▶

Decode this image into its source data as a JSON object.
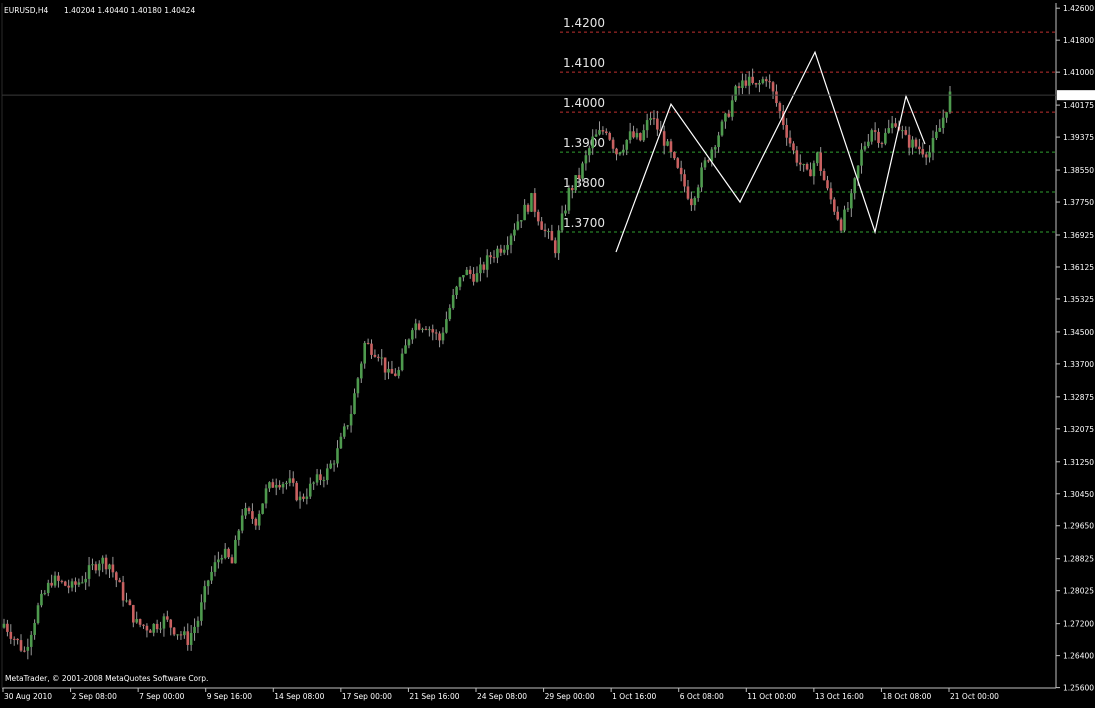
{
  "header": {
    "symbol": "EURUSD,H4",
    "ohlc": "1.40204 1.40440 1.40180 1.40424"
  },
  "footer": {
    "copyright": "MetaTrader, © 2001-2008 MetaQuotes Software Corp."
  },
  "colors": {
    "background": "#000000",
    "axis": "#c0c0c0",
    "bull_candle": "#4e9a4e",
    "bear_candle": "#c96060",
    "wick": "#9a9a9a",
    "grid": "#5a5a5a",
    "zigzag": "#ffffff",
    "resistance": "#c03030",
    "support": "#30a030",
    "current_price_bg": "#ffffff"
  },
  "chart_data": {
    "type": "candlestick",
    "symbol": "EURUSD",
    "timeframe": "H4",
    "ylim": [
      1.2559,
      1.4273
    ],
    "y_ticks": [
      "1.42600",
      "1.41800",
      "1.41000",
      "1.40175",
      "1.39375",
      "1.38550",
      "1.37750",
      "1.36925",
      "1.36125",
      "1.35325",
      "1.34500",
      "1.33700",
      "1.32875",
      "1.32075",
      "1.31250",
      "1.30450",
      "1.29650",
      "1.28825",
      "1.28025",
      "1.27200",
      "1.26400",
      "1.25600"
    ],
    "x_ticks": [
      "30 Aug 2010",
      "2 Sep 08:00",
      "7 Sep 00:00",
      "9 Sep 16:00",
      "14 Sep 08:00",
      "17 Sep 00:00",
      "21 Sep 16:00",
      "24 Sep 08:00",
      "29 Sep 00:00",
      "1 Oct 16:00",
      "6 Oct 08:00",
      "11 Oct 00:00",
      "13 Oct 16:00",
      "18 Oct 08:00",
      "21 Oct 00:00"
    ],
    "current_price": "1.40424",
    "horizontal_levels": [
      {
        "label": "1.4200",
        "value": 1.42,
        "kind": "resistance"
      },
      {
        "label": "1.4100",
        "value": 1.41,
        "kind": "resistance"
      },
      {
        "label": "1.4000",
        "value": 1.4,
        "kind": "resistance"
      },
      {
        "label": "1.3900",
        "value": 1.39,
        "kind": "support"
      },
      {
        "label": "1.3800",
        "value": 1.38,
        "kind": "support"
      },
      {
        "label": "1.3700",
        "value": 1.37,
        "kind": "support"
      }
    ],
    "anchors": [
      [
        0,
        1.272
      ],
      [
        6,
        1.265
      ],
      [
        10,
        1.276
      ],
      [
        14,
        1.283
      ],
      [
        20,
        1.281
      ],
      [
        24,
        1.284
      ],
      [
        28,
        1.288
      ],
      [
        31,
        1.287
      ],
      [
        35,
        1.279
      ],
      [
        39,
        1.272
      ],
      [
        43,
        1.271
      ],
      [
        47,
        1.273
      ],
      [
        51,
        1.27
      ],
      [
        54,
        1.268
      ],
      [
        57,
        1.273
      ],
      [
        60,
        1.283
      ],
      [
        64,
        1.29
      ],
      [
        67,
        1.287
      ],
      [
        70,
        1.3
      ],
      [
        74,
        1.298
      ],
      [
        77,
        1.305
      ],
      [
        80,
        1.308
      ],
      [
        84,
        1.307
      ],
      [
        87,
        1.303
      ],
      [
        91,
        1.307
      ],
      [
        95,
        1.31
      ],
      [
        98,
        1.315
      ],
      [
        102,
        1.325
      ],
      [
        106,
        1.342
      ],
      [
        110,
        1.34
      ],
      [
        113,
        1.334
      ],
      [
        116,
        1.335
      ],
      [
        120,
        1.347
      ],
      [
        124,
        1.347
      ],
      [
        128,
        1.343
      ],
      [
        131,
        1.351
      ],
      [
        135,
        1.36
      ],
      [
        139,
        1.359
      ],
      [
        143,
        1.364
      ],
      [
        147,
        1.367
      ],
      [
        151,
        1.373
      ],
      [
        155,
        1.378
      ],
      [
        159,
        1.37
      ],
      [
        162,
        1.366
      ],
      [
        166,
        1.38
      ],
      [
        169,
        1.384
      ],
      [
        173,
        1.393
      ],
      [
        177,
        1.396
      ],
      [
        180,
        1.39
      ],
      [
        184,
        1.394
      ],
      [
        187,
        1.393
      ],
      [
        190,
        1.399
      ],
      [
        194,
        1.393
      ],
      [
        198,
        1.385
      ],
      [
        202,
        1.378
      ],
      [
        206,
        1.387
      ],
      [
        209,
        1.393
      ],
      [
        212,
        1.398
      ],
      [
        215,
        1.405
      ],
      [
        218,
        1.408
      ],
      [
        221,
        1.406
      ],
      [
        224,
        1.409
      ],
      [
        228,
        1.4
      ],
      [
        232,
        1.39
      ],
      [
        236,
        1.384
      ],
      [
        239,
        1.389
      ],
      [
        242,
        1.38
      ],
      [
        246,
        1.372
      ],
      [
        249,
        1.378
      ],
      [
        252,
        1.39
      ],
      [
        255,
        1.396
      ],
      [
        258,
        1.393
      ],
      [
        262,
        1.398
      ],
      [
        265,
        1.393
      ],
      [
        269,
        1.391
      ],
      [
        272,
        1.39
      ],
      [
        275,
        1.396
      ],
      [
        278,
        1.4042
      ]
    ],
    "zigzag": [
      [
        1.365,
        "1 Oct"
      ],
      [
        1.402,
        "5 Oct"
      ],
      [
        1.3775,
        "8 Oct"
      ],
      [
        1.415,
        "13 Oct"
      ],
      [
        1.37,
        "19 Oct"
      ],
      [
        1.404,
        "20 Oct"
      ],
      [
        1.392,
        "21 Oct"
      ]
    ]
  }
}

◀

Problem to solve: Generate a word-for-word copy of the preceding records, excluding all pictures.

Expected answer:
Decode this image into its source data as a JSON object.
{
  "header": {
    "symbol": "EURUSD,H4",
    "ohlc": "1.40204 1.40440 1.40180 1.40424"
  },
  "footer": {
    "copyright": "MetaTrader, © 2001-2008 MetaQuotes Software Corp."
  },
  "colors": {
    "background": "#000000",
    "axis": "#c0c0c0",
    "bull_candle": "#4e9a4e",
    "bear_candle": "#c96060",
    "wick": "#9a9a9a",
    "grid": "#5a5a5a",
    "zigzag": "#ffffff",
    "resistance": "#c03030",
    "support": "#30a030",
    "current_price_bg": "#ffffff"
  },
  "chart_data": {
    "type": "candlestick",
    "symbol": "EURUSD",
    "timeframe": "H4",
    "ylim": [
      1.2559,
      1.4273
    ],
    "y_ticks": [
      "1.42600",
      "1.41800",
      "1.41000",
      "1.40175",
      "1.39375",
      "1.38550",
      "1.37750",
      "1.36925",
      "1.36125",
      "1.35325",
      "1.34500",
      "1.33700",
      "1.32875",
      "1.32075",
      "1.31250",
      "1.30450",
      "1.29650",
      "1.28825",
      "1.28025",
      "1.27200",
      "1.26400",
      "1.25600"
    ],
    "x_ticks": [
      "30 Aug 2010",
      "2 Sep 08:00",
      "7 Sep 00:00",
      "9 Sep 16:00",
      "14 Sep 08:00",
      "17 Sep 00:00",
      "21 Sep 16:00",
      "24 Sep 08:00",
      "29 Sep 00:00",
      "1 Oct 16:00",
      "6 Oct 08:00",
      "11 Oct 00:00",
      "13 Oct 16:00",
      "18 Oct 08:00",
      "21 Oct 00:00"
    ],
    "current_price": "1.40424",
    "horizontal_levels": [
      {
        "label": "1.4200",
        "value": 1.42,
        "kind": "resistance"
      },
      {
        "label": "1.4100",
        "value": 1.41,
        "kind": "resistance"
      },
      {
        "label": "1.4000",
        "value": 1.4,
        "kind": "resistance"
      },
      {
        "label": "1.3900",
        "value": 1.39,
        "kind": "support"
      },
      {
        "label": "1.3800",
        "value": 1.38,
        "kind": "support"
      },
      {
        "label": "1.3700",
        "value": 1.37,
        "kind": "support"
      }
    ],
    "anchors": [
      [
        0,
        1.272
      ],
      [
        6,
        1.265
      ],
      [
        10,
        1.276
      ],
      [
        14,
        1.283
      ],
      [
        20,
        1.281
      ],
      [
        24,
        1.284
      ],
      [
        28,
        1.288
      ],
      [
        31,
        1.287
      ],
      [
        35,
        1.279
      ],
      [
        39,
        1.272
      ],
      [
        43,
        1.271
      ],
      [
        47,
        1.273
      ],
      [
        51,
        1.27
      ],
      [
        54,
        1.268
      ],
      [
        57,
        1.273
      ],
      [
        60,
        1.283
      ],
      [
        64,
        1.29
      ],
      [
        67,
        1.287
      ],
      [
        70,
        1.3
      ],
      [
        74,
        1.298
      ],
      [
        77,
        1.305
      ],
      [
        80,
        1.308
      ],
      [
        84,
        1.307
      ],
      [
        87,
        1.303
      ],
      [
        91,
        1.307
      ],
      [
        95,
        1.31
      ],
      [
        98,
        1.315
      ],
      [
        102,
        1.325
      ],
      [
        106,
        1.342
      ],
      [
        110,
        1.34
      ],
      [
        113,
        1.334
      ],
      [
        116,
        1.335
      ],
      [
        120,
        1.347
      ],
      [
        124,
        1.347
      ],
      [
        128,
        1.343
      ],
      [
        131,
        1.351
      ],
      [
        135,
        1.36
      ],
      [
        139,
        1.359
      ],
      [
        143,
        1.364
      ],
      [
        147,
        1.367
      ],
      [
        151,
        1.373
      ],
      [
        155,
        1.378
      ],
      [
        159,
        1.37
      ],
      [
        162,
        1.366
      ],
      [
        166,
        1.38
      ],
      [
        169,
        1.384
      ],
      [
        173,
        1.393
      ],
      [
        177,
        1.396
      ],
      [
        180,
        1.39
      ],
      [
        184,
        1.394
      ],
      [
        187,
        1.393
      ],
      [
        190,
        1.399
      ],
      [
        194,
        1.393
      ],
      [
        198,
        1.385
      ],
      [
        202,
        1.378
      ],
      [
        206,
        1.387
      ],
      [
        209,
        1.393
      ],
      [
        212,
        1.398
      ],
      [
        215,
        1.405
      ],
      [
        218,
        1.408
      ],
      [
        221,
        1.406
      ],
      [
        224,
        1.409
      ],
      [
        228,
        1.4
      ],
      [
        232,
        1.39
      ],
      [
        236,
        1.384
      ],
      [
        239,
        1.389
      ],
      [
        242,
        1.38
      ],
      [
        246,
        1.372
      ],
      [
        249,
        1.378
      ],
      [
        252,
        1.39
      ],
      [
        255,
        1.396
      ],
      [
        258,
        1.393
      ],
      [
        262,
        1.398
      ],
      [
        265,
        1.393
      ],
      [
        269,
        1.391
      ],
      [
        272,
        1.39
      ],
      [
        275,
        1.396
      ],
      [
        278,
        1.4042
      ]
    ],
    "zigzag": [
      [
        1.365,
        "1 Oct"
      ],
      [
        1.402,
        "5 Oct"
      ],
      [
        1.3775,
        "8 Oct"
      ],
      [
        1.415,
        "13 Oct"
      ],
      [
        1.37,
        "19 Oct"
      ],
      [
        1.404,
        "20 Oct"
      ],
      [
        1.392,
        "21 Oct"
      ]
    ]
  }
}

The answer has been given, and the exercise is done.